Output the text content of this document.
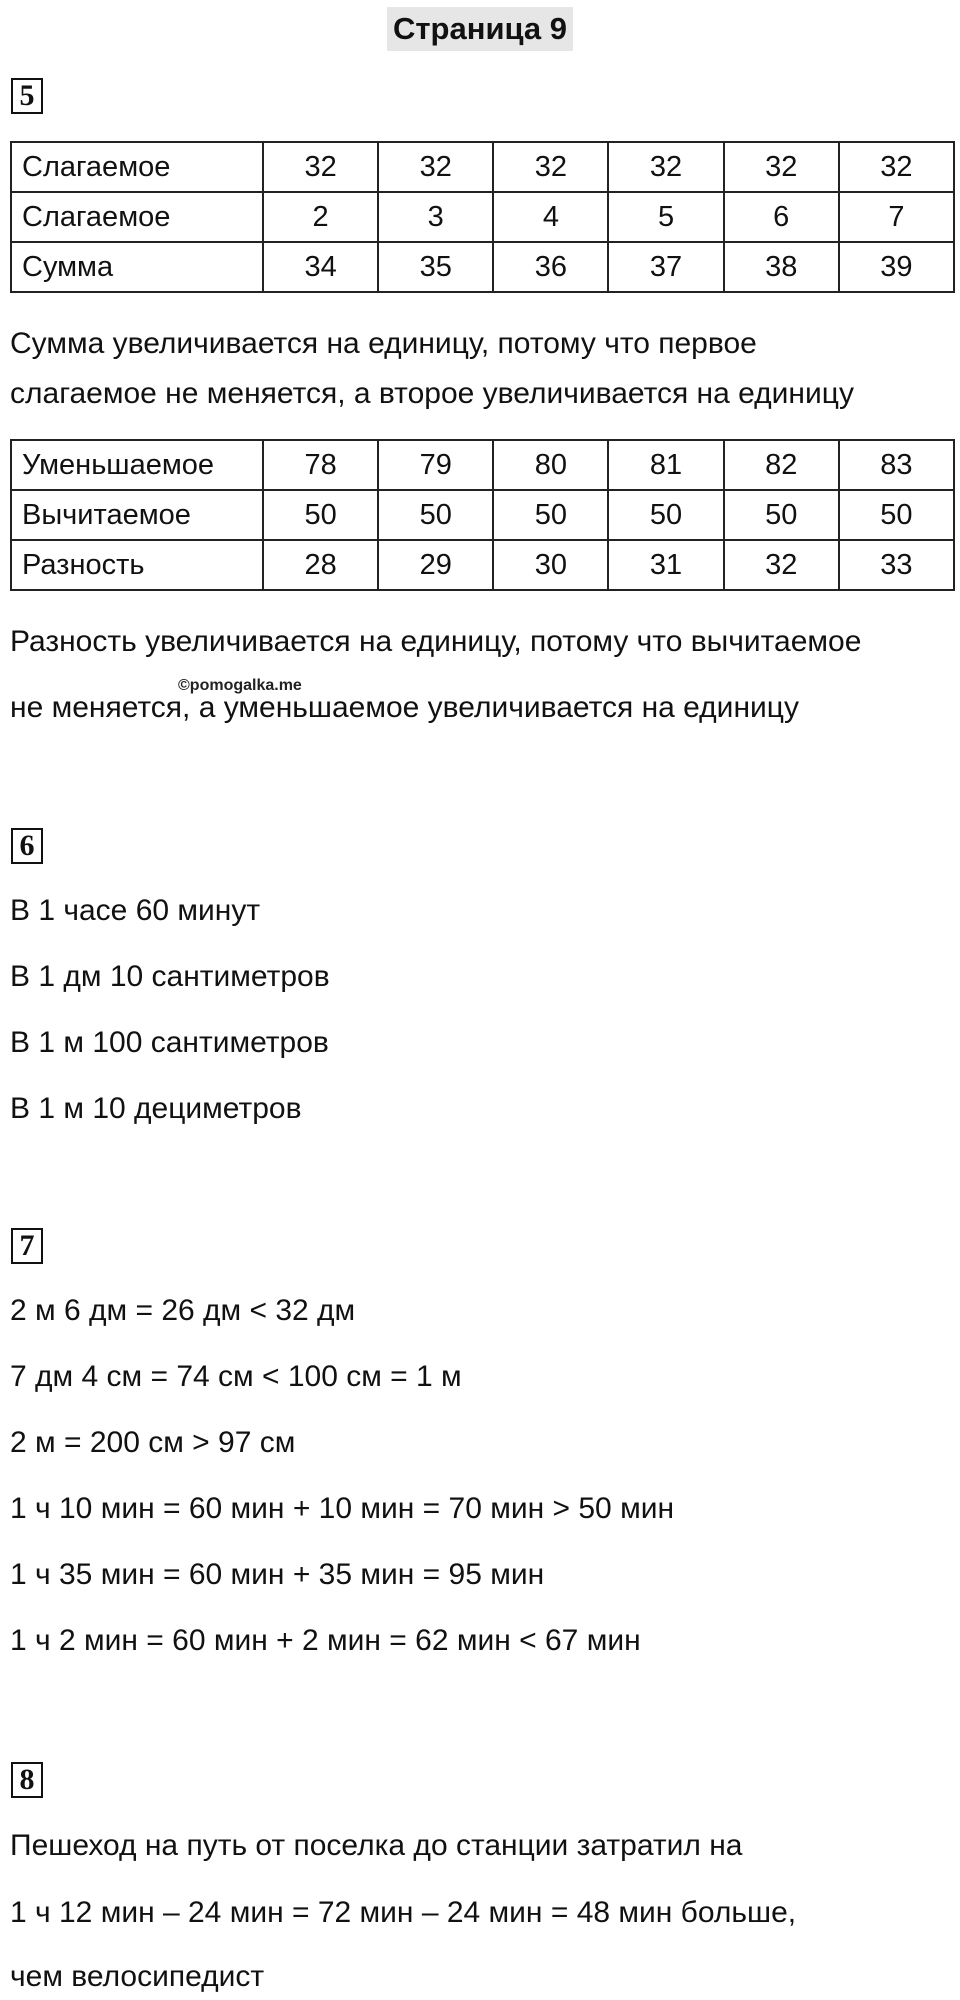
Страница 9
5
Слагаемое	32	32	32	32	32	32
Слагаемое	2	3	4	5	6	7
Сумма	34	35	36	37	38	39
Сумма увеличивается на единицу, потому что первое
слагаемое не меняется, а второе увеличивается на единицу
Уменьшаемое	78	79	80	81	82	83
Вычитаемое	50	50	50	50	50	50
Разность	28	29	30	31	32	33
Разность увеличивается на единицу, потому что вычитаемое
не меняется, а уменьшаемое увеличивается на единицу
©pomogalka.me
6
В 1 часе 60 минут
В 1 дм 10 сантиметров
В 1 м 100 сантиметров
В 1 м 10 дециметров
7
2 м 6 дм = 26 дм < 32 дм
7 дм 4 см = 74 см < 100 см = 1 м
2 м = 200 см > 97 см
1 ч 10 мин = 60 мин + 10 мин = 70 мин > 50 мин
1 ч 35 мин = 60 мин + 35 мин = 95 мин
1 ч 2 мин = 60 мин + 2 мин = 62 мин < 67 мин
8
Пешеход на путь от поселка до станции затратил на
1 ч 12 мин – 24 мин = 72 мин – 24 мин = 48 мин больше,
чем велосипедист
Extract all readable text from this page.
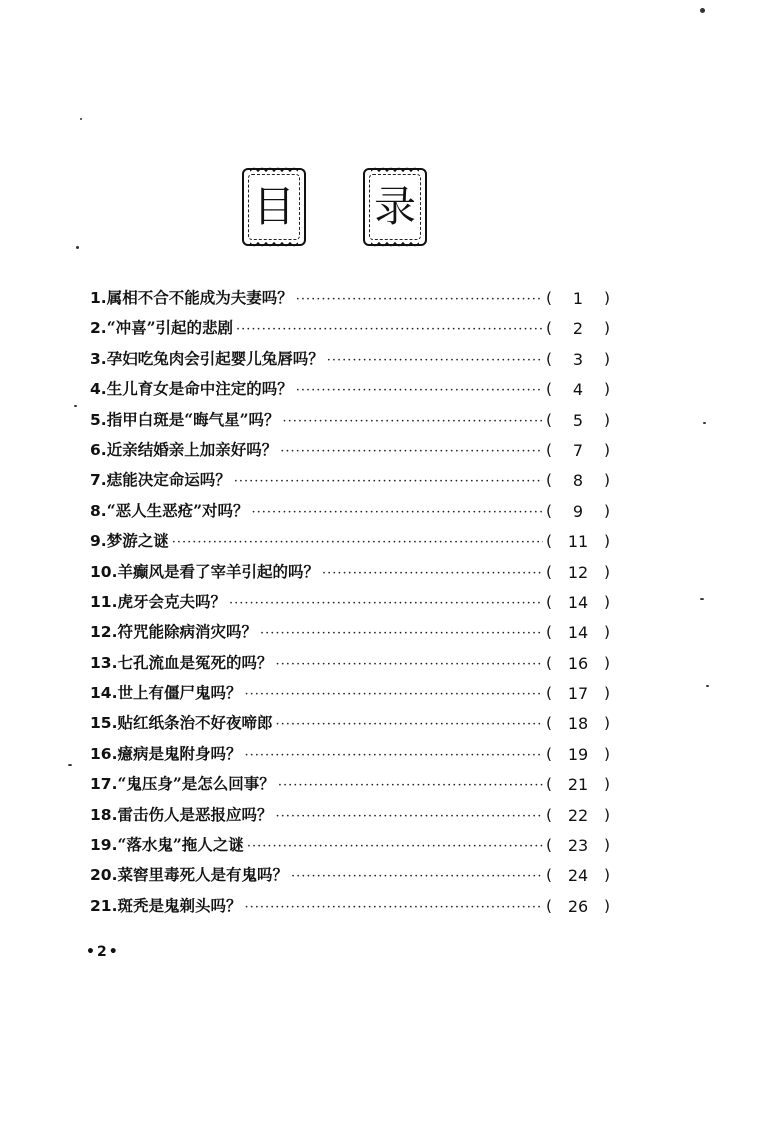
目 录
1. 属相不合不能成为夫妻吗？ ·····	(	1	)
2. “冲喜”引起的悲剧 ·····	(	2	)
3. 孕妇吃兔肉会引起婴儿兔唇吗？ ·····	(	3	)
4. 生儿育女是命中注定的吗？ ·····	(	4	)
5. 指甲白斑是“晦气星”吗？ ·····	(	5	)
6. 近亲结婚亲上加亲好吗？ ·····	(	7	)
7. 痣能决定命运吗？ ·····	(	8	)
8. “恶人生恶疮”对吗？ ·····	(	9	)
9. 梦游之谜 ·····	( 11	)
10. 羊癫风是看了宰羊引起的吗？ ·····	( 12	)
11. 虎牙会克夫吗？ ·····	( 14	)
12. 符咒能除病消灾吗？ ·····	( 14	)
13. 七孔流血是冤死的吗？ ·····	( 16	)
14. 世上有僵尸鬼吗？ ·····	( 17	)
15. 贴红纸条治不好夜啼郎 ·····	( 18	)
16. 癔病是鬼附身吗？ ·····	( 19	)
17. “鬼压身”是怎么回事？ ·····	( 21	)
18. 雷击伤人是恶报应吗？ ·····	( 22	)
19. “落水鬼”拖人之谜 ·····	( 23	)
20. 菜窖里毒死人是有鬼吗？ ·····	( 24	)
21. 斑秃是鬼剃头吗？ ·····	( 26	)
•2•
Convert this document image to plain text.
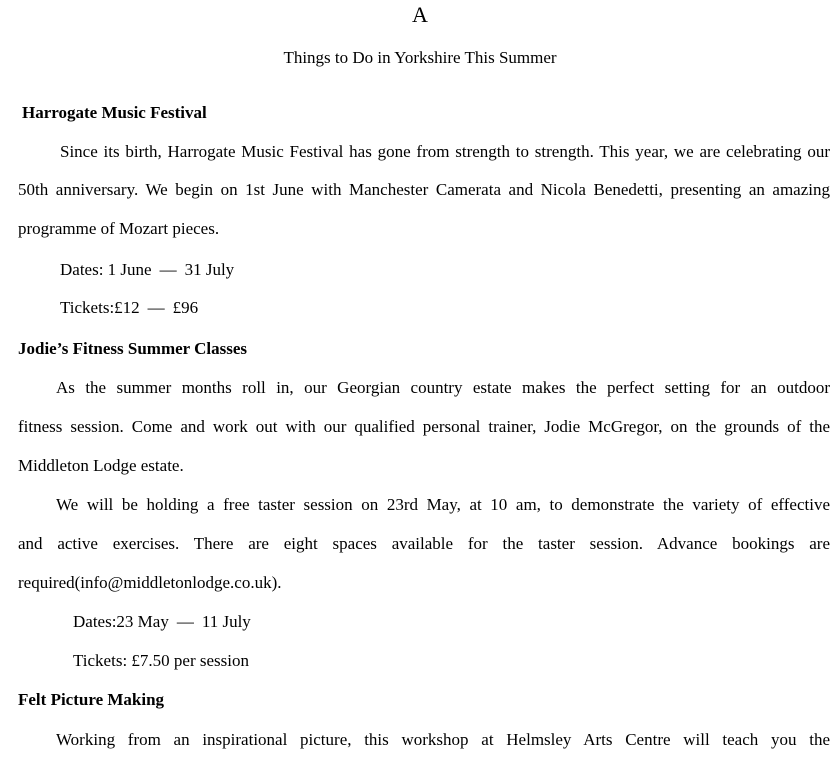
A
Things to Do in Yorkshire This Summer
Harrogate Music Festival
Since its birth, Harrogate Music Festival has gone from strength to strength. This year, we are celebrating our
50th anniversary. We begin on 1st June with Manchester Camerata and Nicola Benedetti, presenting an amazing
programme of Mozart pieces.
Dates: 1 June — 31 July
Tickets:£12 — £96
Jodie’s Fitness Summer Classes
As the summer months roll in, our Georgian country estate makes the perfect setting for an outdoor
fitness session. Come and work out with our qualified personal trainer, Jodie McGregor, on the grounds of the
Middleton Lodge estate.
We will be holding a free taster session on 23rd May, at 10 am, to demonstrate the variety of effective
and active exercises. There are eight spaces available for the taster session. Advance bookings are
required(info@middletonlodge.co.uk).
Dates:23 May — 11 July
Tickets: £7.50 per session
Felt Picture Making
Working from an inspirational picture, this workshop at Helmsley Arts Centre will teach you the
=======
» **What you are asked to do**:
Count the lines of the data that include the string "with", and give only that number.

» **Task solution**:
2